[[ Extract open ]]

It is important that, according to OMG’s MDA, the PBL script belongs to the platform-independent model (PIM) and the PBL script instance belongs to the platform-specific model (PSM). Actually, there are already a number of tools which support the PIM to PSM transformation, such as some computer-aided software engineering (CASE) tools. Nonetheless, they are mostly used for the code generation and designed for the technical people in the domain of software engineering such as software developers but not for the non-technical people such as PBL practitioners.
Supporting the manipulation of PBL processes under the model-driven approach
The previous section explains the way to meet the requirements of computer-supported PBL from the modeling point of view. \However, before actually implementing it, there are still several technical difficulties which need to be overcome in order to implement the MDA, for example, (1) how to represent and handle the networked graphical actor organization and the multi-level structured learning process in the design time especially when the depth and the degree of the representation are uncertain; (2) how to effectively operate the model elements where the operation includes save, retrieve, interpret or transform all the elements, all the properties of every element, all the relationships between the elements, etc. especially when the elements are constantly changed with different levels of model abstraction; (3) how to transform a multi-level graphical process to a complete process script or a textual document; and (4) how to interpret the script to a PBL module for the run-time environment. Actually, all these difficulties are caused by the fact that the structure of the process models and the element information inside the models in our application are semi-structured.
Handling semi-structured process models
According to Buneman (1997), for the semi-structured data, either there is no separate schema to constrain the information or the schema exists but only implies loose constraints. Under this description, the PBL process models are semi-structured, since there is no schema to constrain the depth and degree of the processes. Although the models are semi-structured and very flexible, they still have a homogeneous hierarchical characteristic: every next level in a model is the definition of an element in the previous level; and within the same level, the information is only about the properties of the elements and the relationship between the elements. Basing on this characteristic, therefore, the authoring workspace can be also designed to support the representation of the PBL processes hierarchically, which means each edit space (we call it workspace in the “Characterize PBL and identify technical requirements” section from the user’s viewpoint) represents the definition of the upper layer element. The definition of each layer is a directed graph that consists of elements and connections.
Figure 10 illustrates this kind of hierarchical process representation from two aspects. Edit space 1 is for designing the phase sequence, for example. After a phase was defined, it can be opened into a new edit space. Similar to the first level, in edit space 2, activities, resources, tools, actors, artifacts, and their relationships can be defined. If required, a third level of edit space can be opened. Therefore, a process script even with infinite depth or degree is possible to be defined and represented. Since authoring operation requirements in each level are similar, the functionalities required for each edit space are similar too.
Correspondingly, the database can be also designed to save or retrieve the process elements and the relationship iteratively like the representation manner in order to handle the infinite depth and degree of the script data. Because there are only finite meta-element types (phase, activity, resource, tool, actor, and artifact) in the meta-model (the PBL scripting language) basing on the design of our MDA, all elements can be saved or retrieved in their own meta-element types of collections. Relationships among elements are seen as connection element which can be saved or retrieved in a connection collection.

[[ Extract closed ]]
[[ Data shown open ]]

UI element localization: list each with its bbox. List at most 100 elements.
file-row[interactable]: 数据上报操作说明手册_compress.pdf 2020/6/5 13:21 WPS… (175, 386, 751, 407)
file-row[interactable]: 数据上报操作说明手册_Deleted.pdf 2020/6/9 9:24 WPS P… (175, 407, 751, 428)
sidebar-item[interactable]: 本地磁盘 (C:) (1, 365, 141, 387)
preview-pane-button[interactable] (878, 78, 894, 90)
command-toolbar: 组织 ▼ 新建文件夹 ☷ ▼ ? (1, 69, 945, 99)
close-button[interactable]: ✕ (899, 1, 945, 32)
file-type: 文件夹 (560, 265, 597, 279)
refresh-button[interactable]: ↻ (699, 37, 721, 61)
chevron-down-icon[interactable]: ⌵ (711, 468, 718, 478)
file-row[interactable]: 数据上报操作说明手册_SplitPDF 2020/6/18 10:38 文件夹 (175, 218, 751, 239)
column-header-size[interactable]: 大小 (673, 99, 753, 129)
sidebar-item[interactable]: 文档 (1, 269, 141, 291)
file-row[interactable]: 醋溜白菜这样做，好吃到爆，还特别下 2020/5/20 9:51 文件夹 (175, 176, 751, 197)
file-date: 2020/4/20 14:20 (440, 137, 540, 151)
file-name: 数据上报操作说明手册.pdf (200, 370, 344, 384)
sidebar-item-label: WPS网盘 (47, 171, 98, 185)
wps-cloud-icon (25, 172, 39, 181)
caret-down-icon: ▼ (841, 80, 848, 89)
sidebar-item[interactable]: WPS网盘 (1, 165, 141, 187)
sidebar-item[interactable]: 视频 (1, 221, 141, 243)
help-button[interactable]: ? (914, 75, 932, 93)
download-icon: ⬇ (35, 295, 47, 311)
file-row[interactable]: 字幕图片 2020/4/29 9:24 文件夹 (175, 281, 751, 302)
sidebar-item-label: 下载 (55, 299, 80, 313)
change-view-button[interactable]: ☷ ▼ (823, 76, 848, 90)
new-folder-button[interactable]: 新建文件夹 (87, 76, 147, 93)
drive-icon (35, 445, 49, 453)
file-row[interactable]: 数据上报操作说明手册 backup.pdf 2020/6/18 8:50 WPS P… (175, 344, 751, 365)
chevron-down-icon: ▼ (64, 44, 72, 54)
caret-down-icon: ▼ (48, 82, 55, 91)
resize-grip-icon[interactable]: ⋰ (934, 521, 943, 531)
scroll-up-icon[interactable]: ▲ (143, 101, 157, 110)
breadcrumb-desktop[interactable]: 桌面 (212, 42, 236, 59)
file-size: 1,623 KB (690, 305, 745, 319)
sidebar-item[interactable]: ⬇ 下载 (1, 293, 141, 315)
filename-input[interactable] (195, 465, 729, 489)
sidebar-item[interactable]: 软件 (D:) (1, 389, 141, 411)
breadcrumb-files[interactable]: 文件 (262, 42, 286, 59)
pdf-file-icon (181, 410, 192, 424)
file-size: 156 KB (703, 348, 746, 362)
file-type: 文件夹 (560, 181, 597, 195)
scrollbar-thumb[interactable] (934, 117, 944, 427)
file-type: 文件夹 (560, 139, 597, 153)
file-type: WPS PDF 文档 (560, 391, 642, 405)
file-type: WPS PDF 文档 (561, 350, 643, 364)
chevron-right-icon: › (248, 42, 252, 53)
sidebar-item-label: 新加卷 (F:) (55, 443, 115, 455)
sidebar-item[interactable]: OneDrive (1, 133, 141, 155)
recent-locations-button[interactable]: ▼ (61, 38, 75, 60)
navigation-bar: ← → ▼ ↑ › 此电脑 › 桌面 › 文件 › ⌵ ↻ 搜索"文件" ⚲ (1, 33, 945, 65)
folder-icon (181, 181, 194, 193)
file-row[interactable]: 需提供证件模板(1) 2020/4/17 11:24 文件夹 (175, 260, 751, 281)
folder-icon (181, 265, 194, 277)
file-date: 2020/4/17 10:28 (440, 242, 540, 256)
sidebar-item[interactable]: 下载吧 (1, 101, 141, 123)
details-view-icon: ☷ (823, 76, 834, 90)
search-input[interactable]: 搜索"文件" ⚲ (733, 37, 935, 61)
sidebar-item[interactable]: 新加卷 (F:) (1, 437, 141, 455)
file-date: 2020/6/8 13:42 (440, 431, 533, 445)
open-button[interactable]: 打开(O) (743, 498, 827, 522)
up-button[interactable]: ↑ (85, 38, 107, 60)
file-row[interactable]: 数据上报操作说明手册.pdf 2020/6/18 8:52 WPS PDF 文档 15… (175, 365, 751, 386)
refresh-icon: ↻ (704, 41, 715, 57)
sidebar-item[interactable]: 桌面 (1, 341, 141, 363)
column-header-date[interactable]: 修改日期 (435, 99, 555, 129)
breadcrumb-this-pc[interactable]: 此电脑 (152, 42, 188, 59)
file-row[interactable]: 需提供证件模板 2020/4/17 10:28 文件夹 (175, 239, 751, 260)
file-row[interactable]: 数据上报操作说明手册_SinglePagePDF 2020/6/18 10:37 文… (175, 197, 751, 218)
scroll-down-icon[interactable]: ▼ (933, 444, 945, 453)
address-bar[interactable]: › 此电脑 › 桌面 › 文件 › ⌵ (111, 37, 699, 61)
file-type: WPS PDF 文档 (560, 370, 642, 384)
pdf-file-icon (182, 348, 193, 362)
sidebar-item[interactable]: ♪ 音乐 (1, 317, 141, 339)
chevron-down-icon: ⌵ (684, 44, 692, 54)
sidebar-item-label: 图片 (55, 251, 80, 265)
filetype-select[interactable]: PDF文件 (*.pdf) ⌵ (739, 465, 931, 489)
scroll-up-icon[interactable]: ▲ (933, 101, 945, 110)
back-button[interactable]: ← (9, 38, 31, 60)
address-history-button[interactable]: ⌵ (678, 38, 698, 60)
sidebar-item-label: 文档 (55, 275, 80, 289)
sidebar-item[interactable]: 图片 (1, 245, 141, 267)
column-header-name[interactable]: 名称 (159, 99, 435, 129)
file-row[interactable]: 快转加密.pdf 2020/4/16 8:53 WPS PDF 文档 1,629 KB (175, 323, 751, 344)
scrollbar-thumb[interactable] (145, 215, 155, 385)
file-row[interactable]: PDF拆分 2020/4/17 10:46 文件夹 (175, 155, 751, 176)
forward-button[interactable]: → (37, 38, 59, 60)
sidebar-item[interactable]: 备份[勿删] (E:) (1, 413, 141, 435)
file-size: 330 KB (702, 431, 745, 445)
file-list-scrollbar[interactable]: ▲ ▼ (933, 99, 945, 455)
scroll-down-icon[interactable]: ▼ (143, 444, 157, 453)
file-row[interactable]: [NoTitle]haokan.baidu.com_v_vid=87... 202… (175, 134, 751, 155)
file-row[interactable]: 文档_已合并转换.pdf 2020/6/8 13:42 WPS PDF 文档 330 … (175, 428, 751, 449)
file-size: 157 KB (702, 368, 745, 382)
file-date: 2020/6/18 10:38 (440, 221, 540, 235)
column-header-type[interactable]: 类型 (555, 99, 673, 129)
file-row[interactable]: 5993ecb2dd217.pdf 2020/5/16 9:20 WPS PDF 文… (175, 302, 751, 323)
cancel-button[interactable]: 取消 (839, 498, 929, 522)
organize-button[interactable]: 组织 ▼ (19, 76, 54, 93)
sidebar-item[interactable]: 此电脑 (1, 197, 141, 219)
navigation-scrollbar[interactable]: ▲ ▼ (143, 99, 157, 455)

[[ Data shown closed ]]

Instructions
A. Quote the text on PBL process modeling between "Correspondingly, the database" and "a connection collection.", inclusive.
B. In the text on PBL process modeling, which meta-element types does the meta-model contain?
C. Continue the text on PBL process modeling from where it stops.

Results by task
A.
Correspondingly, the database can be also designed to save or retrieve the process elements and the relationship iteratively like the representation manner in order to handle the infinite depth and degree of the script data. Because there are only finite meta-element types (phase, activity, resource, tool, actor, and artifact) in the meta-model (the PBL scripting language) basing on the design of our MDA, all elements can be saved or retrieved in their own meta-element types of collections. Relationships among elements are seen as connection element which can be saved or retrieved in a connection collection.

B. Phase, activity, resource, tool, actor, and artifact.

C.
Figure 11 illustrates this kind of data saving and retrieving approach. Specifically, each element has a definition id that points at another edit space; each edit space has a segment id to let the elements and connections know which edit space they belong to. Elements and connections of different edit spaces from different scripts are stored together in their own meta-element types of collections. The retrieving of a definition is to find all the elements and connections where their segment id equals to the edit space’s segment id. Then, the data can be directly sent back without any process logical calculation. Based on their graphic coordinate information, all elements and connections will be correctly put back on the corresponding edit space. When the designer wants to view the complete script, all elements and connections can be easily retrieved because all of them who belong to one script have the same script id. The only additional thing is that a semantic engine will assemble them into a correct order. Also because of this engine, the authoring tool is able to produce the script as a UoL for IMS-LD-compatible players as well.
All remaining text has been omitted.